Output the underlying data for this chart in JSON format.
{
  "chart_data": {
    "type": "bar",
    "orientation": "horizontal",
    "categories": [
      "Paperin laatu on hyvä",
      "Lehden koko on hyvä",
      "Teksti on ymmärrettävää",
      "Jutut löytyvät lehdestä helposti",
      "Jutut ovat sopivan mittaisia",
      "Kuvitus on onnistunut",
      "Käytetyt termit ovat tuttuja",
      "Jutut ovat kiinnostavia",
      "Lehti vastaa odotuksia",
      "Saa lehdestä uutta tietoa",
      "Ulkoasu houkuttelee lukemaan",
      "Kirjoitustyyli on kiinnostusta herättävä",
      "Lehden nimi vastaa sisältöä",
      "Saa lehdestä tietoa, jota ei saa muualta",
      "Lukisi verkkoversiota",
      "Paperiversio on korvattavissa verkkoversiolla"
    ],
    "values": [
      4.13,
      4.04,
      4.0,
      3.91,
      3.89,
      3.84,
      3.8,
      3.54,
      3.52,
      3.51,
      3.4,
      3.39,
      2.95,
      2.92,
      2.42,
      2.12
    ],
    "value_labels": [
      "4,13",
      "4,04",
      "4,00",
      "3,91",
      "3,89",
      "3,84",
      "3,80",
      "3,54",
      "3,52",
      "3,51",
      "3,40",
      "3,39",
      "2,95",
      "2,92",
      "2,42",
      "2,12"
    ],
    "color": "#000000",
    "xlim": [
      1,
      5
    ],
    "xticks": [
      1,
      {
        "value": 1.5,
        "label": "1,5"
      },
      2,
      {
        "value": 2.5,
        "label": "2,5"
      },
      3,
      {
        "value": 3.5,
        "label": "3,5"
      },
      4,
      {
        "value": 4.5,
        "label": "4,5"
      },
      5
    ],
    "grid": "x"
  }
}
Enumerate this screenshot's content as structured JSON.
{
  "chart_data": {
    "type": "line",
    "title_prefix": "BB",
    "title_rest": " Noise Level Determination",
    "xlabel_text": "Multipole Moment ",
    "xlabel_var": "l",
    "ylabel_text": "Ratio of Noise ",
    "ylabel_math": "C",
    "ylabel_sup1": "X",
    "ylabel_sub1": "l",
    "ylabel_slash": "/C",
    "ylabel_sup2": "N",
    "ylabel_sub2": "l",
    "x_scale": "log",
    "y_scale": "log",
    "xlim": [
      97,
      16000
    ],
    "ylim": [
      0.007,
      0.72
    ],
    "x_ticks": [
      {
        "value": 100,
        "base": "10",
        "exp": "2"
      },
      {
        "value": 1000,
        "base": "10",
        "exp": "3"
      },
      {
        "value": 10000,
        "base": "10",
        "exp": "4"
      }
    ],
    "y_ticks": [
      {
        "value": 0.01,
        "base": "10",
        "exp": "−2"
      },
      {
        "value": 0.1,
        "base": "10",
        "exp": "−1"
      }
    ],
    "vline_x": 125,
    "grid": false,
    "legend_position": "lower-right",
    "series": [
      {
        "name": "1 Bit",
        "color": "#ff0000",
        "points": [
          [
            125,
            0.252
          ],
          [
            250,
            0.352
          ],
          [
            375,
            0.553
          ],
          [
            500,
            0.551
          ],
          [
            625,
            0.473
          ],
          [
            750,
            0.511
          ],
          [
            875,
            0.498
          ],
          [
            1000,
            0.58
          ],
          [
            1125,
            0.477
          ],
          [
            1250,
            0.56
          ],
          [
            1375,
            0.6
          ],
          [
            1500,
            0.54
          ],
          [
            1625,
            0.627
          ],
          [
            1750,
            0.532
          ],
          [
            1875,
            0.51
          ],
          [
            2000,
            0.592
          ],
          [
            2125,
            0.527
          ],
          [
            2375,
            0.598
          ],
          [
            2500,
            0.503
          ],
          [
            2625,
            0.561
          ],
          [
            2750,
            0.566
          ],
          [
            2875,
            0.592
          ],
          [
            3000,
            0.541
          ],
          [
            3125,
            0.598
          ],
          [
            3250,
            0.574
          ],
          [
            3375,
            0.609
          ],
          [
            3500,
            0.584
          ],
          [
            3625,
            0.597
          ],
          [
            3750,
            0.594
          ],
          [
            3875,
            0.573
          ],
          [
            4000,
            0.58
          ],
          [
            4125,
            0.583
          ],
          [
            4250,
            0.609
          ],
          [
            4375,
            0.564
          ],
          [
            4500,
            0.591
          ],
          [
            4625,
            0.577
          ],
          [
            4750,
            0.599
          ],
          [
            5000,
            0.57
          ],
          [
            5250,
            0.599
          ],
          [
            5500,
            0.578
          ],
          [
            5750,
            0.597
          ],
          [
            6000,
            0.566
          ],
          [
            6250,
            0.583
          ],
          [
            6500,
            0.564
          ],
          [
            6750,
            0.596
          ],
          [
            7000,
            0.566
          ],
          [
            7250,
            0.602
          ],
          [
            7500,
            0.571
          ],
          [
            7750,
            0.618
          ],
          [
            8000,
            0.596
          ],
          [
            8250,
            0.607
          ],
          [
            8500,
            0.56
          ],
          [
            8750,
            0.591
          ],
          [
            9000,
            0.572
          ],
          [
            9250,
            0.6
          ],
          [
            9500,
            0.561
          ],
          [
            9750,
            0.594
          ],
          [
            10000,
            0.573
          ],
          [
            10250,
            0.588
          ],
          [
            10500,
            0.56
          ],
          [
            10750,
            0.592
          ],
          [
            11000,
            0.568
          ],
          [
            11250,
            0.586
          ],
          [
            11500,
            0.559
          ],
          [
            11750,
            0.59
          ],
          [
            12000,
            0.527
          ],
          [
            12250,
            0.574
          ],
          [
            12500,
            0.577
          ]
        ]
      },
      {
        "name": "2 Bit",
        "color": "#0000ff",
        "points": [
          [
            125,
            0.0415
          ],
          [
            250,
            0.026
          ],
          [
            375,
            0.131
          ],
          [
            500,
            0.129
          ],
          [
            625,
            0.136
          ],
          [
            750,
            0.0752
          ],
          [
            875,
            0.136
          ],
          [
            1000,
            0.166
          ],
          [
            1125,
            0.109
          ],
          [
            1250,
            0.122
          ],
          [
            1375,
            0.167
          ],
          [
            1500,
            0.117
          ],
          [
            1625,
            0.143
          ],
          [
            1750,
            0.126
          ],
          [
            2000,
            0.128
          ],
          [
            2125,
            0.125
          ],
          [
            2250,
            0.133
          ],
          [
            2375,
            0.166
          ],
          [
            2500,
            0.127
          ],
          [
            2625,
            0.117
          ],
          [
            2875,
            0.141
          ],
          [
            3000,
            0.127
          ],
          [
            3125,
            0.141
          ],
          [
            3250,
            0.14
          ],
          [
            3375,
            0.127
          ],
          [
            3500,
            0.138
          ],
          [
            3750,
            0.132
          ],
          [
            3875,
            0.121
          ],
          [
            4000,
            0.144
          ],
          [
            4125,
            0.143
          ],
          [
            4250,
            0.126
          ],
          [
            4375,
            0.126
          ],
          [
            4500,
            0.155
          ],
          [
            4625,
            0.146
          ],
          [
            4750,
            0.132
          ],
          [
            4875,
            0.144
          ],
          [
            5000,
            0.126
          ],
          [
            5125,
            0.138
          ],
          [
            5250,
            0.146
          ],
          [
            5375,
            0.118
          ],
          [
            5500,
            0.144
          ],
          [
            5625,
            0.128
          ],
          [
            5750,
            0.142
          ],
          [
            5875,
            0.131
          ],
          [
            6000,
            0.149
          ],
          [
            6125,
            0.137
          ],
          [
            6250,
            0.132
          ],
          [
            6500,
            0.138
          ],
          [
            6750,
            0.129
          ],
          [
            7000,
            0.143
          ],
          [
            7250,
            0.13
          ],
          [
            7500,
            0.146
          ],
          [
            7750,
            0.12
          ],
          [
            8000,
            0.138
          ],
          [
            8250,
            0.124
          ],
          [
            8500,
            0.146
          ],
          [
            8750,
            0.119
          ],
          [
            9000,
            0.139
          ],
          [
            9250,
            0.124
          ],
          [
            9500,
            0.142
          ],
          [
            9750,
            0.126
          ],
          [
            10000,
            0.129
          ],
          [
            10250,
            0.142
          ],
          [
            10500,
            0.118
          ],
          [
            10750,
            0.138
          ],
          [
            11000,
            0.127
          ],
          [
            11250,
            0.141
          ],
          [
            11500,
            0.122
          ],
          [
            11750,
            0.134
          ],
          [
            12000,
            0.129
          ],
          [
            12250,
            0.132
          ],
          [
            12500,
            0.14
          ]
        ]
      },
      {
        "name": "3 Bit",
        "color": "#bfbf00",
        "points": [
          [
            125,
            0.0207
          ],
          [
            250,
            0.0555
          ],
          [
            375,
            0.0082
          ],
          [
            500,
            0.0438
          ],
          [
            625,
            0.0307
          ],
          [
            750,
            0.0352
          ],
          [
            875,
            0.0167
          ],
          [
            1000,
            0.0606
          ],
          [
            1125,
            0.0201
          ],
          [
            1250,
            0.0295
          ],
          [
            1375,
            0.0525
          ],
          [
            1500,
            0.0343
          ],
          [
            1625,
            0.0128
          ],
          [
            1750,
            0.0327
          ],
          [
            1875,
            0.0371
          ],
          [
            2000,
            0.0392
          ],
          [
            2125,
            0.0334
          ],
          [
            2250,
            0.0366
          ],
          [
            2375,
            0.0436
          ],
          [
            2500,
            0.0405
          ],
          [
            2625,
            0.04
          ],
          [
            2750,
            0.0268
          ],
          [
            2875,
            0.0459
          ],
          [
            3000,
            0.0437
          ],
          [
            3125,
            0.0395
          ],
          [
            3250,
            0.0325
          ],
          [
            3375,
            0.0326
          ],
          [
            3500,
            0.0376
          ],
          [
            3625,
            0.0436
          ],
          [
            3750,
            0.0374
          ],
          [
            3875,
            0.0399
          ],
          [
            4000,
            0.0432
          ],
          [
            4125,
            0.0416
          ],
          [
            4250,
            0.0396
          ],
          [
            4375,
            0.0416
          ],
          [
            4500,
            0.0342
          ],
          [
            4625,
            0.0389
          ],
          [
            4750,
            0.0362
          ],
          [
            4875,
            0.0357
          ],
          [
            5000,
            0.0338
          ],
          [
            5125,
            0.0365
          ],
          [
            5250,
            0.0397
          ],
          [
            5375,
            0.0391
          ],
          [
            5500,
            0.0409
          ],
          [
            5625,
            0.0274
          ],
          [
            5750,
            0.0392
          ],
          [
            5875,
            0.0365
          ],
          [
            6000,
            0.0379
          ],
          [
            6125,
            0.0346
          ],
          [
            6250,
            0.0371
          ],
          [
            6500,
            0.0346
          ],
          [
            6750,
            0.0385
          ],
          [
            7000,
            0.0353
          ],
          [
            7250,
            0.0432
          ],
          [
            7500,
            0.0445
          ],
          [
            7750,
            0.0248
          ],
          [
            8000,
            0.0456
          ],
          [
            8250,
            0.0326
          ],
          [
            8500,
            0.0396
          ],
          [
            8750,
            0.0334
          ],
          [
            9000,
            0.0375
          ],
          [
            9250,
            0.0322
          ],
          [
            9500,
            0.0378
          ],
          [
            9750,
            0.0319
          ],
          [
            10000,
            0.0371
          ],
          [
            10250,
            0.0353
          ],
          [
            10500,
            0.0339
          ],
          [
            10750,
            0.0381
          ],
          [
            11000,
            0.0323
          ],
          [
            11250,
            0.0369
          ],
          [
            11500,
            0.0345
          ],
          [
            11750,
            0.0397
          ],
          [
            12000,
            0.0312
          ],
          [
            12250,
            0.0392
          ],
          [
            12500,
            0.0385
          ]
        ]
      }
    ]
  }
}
★ ★ ★ ★ ★
* _Task requirements_: Give every line of the material that includes the string "JSON".

* _Exercise output_:
Output the underlying data for this chart in JSON format.
Enumerate this screenshot's content as structured JSON.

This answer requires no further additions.